Задача: Что в отрывке о шведском великодержавии названо центральным источником ценностей в феодальной экономике?
──────── Фрагмент источника
За сто лет, в течение которых строилось великодержавие, перед власть имущими прошел пестрый парад острых моментов и стечений обстоятельств, требовавших их решения. Временами кажется, что путеводной звездой для действий были экономические причины, иногда — более возвышенные политические, связанные с безопасностью государства, а иногда те и другие вместе. Необходимо помнить, что резкое различие между политическими целями, с одной стороны, и экономическими, с другой, — во многом абстракция. Обе эти сферы переплетены. Чтобы суметь сберечь свое государство, следовало прибегнуть к войне. А новый тип войны, который возник в течение XVI века и который поглощал огромные ресурсы, в свою очередь, просто вынуждал расширять и сохранять свой экономический потенциал.
Несомненно, однако, что внутреннее положение в Швеции играло очень важную, чтобы не сказать решающую, роль как катализатор для длинного ряда войн и беспримерной экспансии.
Однако не следует воображать, что князья и дворяне вели все эти великолепные войны потому, что были глупыми или злыми, или, возможно, глупыми и злыми одновременно. Эти конфликты были феноменом, проистекавшим из феодальной системы; война была по тем временам просто-напросто наиболее быстрым средством получить большую и внезапную выгоду. В экономике господствовало, а точнее, парализовало ее, вялое и отсталое земледелие, которое развивалось так медленно, что это развитие часто вообще трудно было заметить. Территориальные завоевания и военная добыча были в те времена единственными путями к быстрому восхождению на вершины. Это относилось и к государствам, и к отдельным индивидуумам. Кроме того, существует важное различие между капиталистической и феодальной общественной системой. Типичное место для конкуренции в капиталистической системе находится внутри экономики, внутри рынка; обычное место феодальной конкуренции — поле сражения, а обычнейшее средство конкуренции — шпага. В капиталистической экономике соперничающие стороны могут процветать и разрастаться одновременно. В феодальной экономике это невозможно, потому что центральный источник ценностей — земля — не может увеличиваться в объеме, она может только менять владельца, а эта перемена всегда происходит с оружием в руках. Многочисленные и длительные войны были, таким образом, почти неизбежным следствием феодальной системы.
────────────────
──────── Предоставленный материал
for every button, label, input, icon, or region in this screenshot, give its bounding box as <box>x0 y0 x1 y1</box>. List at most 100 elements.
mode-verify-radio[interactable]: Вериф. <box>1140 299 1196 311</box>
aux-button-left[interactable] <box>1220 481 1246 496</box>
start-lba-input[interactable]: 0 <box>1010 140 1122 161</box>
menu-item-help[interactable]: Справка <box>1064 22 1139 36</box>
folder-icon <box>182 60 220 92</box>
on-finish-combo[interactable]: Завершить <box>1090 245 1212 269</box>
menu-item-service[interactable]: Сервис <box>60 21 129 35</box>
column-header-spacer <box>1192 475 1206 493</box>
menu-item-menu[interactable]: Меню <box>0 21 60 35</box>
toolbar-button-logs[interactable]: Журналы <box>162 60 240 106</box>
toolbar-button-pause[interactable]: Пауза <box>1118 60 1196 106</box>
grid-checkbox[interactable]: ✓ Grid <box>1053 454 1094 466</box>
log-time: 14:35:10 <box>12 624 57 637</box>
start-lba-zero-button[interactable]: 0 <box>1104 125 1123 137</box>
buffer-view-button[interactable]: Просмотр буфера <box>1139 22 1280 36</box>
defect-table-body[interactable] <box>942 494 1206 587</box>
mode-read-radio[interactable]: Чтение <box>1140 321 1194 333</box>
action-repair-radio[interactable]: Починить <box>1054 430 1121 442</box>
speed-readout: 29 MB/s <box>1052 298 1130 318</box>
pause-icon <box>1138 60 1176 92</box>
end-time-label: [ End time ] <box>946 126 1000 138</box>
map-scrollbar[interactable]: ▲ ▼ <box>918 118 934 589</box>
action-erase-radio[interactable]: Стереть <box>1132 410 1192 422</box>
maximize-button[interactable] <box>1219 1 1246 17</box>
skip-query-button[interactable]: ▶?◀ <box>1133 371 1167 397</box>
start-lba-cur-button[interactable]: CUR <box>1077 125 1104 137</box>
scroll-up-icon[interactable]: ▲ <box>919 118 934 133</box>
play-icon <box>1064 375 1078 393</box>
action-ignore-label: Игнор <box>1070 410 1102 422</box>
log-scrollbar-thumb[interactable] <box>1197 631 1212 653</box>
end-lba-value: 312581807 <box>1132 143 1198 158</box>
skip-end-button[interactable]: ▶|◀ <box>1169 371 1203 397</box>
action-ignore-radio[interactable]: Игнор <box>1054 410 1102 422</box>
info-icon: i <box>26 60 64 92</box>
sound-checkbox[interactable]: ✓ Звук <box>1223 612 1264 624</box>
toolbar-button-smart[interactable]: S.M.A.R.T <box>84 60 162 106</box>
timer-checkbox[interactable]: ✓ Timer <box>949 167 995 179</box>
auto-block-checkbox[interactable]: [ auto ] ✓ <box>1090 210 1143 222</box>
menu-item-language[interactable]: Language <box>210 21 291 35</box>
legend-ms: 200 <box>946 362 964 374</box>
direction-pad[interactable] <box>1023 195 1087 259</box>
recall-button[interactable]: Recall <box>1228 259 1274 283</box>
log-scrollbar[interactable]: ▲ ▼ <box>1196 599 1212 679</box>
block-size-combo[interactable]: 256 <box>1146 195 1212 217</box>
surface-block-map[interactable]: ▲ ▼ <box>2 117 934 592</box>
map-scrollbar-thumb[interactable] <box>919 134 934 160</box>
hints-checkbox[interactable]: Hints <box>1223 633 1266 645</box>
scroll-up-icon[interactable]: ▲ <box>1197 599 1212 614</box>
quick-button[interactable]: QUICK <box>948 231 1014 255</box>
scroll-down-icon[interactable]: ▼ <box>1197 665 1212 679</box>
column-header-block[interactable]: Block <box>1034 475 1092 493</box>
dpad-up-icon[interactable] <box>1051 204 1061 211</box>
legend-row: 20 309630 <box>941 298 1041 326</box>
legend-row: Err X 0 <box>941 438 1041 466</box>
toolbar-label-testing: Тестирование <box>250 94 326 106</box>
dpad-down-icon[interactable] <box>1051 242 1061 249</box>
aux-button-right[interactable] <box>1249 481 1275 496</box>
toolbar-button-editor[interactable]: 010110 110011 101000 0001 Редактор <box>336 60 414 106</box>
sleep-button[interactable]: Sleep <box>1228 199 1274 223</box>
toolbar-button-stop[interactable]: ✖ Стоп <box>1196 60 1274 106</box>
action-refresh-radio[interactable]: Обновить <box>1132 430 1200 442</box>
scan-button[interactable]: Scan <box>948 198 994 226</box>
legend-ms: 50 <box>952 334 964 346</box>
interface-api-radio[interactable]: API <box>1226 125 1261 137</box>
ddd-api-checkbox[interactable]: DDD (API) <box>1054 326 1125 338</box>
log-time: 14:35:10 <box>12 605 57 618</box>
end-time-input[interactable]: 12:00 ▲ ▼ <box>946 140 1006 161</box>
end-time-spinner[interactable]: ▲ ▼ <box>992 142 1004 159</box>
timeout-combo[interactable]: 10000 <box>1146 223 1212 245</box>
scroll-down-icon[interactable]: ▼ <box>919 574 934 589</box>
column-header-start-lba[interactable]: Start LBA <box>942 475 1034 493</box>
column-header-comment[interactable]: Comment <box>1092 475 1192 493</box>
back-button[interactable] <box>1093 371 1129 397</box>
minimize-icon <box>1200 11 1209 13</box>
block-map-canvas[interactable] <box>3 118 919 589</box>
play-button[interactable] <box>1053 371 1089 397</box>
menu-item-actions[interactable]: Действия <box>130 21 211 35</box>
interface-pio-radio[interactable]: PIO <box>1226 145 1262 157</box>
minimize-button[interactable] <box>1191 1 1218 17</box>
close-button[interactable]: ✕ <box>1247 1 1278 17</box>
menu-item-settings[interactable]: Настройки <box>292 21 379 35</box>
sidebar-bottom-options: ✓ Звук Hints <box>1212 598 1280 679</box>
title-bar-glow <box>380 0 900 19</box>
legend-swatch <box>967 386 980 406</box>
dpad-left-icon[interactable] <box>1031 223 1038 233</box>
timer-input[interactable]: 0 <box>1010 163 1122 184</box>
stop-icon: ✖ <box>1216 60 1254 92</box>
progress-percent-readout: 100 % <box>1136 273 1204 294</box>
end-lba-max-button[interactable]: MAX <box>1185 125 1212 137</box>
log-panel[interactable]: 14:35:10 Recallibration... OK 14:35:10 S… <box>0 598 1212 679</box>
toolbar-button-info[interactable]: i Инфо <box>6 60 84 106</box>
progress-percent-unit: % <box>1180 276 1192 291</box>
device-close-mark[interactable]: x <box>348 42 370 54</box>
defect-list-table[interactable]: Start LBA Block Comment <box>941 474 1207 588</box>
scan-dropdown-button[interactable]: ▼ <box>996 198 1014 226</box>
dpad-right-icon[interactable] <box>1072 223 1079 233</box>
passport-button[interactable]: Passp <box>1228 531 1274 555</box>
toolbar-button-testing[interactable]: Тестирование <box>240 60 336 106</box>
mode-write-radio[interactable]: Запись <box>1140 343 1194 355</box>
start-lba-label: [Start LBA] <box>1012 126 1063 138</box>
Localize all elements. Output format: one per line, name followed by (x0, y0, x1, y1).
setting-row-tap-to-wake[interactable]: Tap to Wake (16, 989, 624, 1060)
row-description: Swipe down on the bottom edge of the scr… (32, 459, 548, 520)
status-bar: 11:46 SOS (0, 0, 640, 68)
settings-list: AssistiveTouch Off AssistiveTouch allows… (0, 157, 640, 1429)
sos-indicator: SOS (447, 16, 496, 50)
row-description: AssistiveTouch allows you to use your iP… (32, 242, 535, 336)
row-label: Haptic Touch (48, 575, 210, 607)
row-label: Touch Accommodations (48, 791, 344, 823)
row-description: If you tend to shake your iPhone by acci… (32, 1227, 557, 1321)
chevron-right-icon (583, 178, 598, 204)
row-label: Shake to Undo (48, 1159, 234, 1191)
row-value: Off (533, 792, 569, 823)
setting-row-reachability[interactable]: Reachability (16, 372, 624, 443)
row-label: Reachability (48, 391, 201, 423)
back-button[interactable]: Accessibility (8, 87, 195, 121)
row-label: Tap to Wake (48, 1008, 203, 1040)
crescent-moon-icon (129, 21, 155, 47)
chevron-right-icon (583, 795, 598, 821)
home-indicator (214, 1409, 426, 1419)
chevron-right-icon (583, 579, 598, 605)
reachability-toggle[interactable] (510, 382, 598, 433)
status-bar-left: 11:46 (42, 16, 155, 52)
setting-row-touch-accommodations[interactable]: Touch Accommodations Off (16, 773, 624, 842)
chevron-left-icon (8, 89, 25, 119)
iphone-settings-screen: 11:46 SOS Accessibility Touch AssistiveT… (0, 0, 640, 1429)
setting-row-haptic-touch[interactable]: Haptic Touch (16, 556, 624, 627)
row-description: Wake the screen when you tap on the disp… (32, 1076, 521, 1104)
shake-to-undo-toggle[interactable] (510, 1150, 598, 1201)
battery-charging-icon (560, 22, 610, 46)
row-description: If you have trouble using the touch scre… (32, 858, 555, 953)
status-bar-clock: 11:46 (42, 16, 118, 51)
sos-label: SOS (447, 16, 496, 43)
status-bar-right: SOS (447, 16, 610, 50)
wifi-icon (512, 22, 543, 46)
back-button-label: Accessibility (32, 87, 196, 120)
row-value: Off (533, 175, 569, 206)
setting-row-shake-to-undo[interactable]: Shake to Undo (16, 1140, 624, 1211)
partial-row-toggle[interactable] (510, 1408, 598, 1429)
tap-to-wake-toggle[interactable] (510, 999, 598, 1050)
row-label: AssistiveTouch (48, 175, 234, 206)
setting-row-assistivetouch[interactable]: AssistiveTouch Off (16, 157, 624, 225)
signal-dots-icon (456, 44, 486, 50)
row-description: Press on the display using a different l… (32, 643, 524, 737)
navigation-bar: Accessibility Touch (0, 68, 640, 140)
────────────────
Полный ответ: Центральным источником ценностей в феодальной экономике названа земля.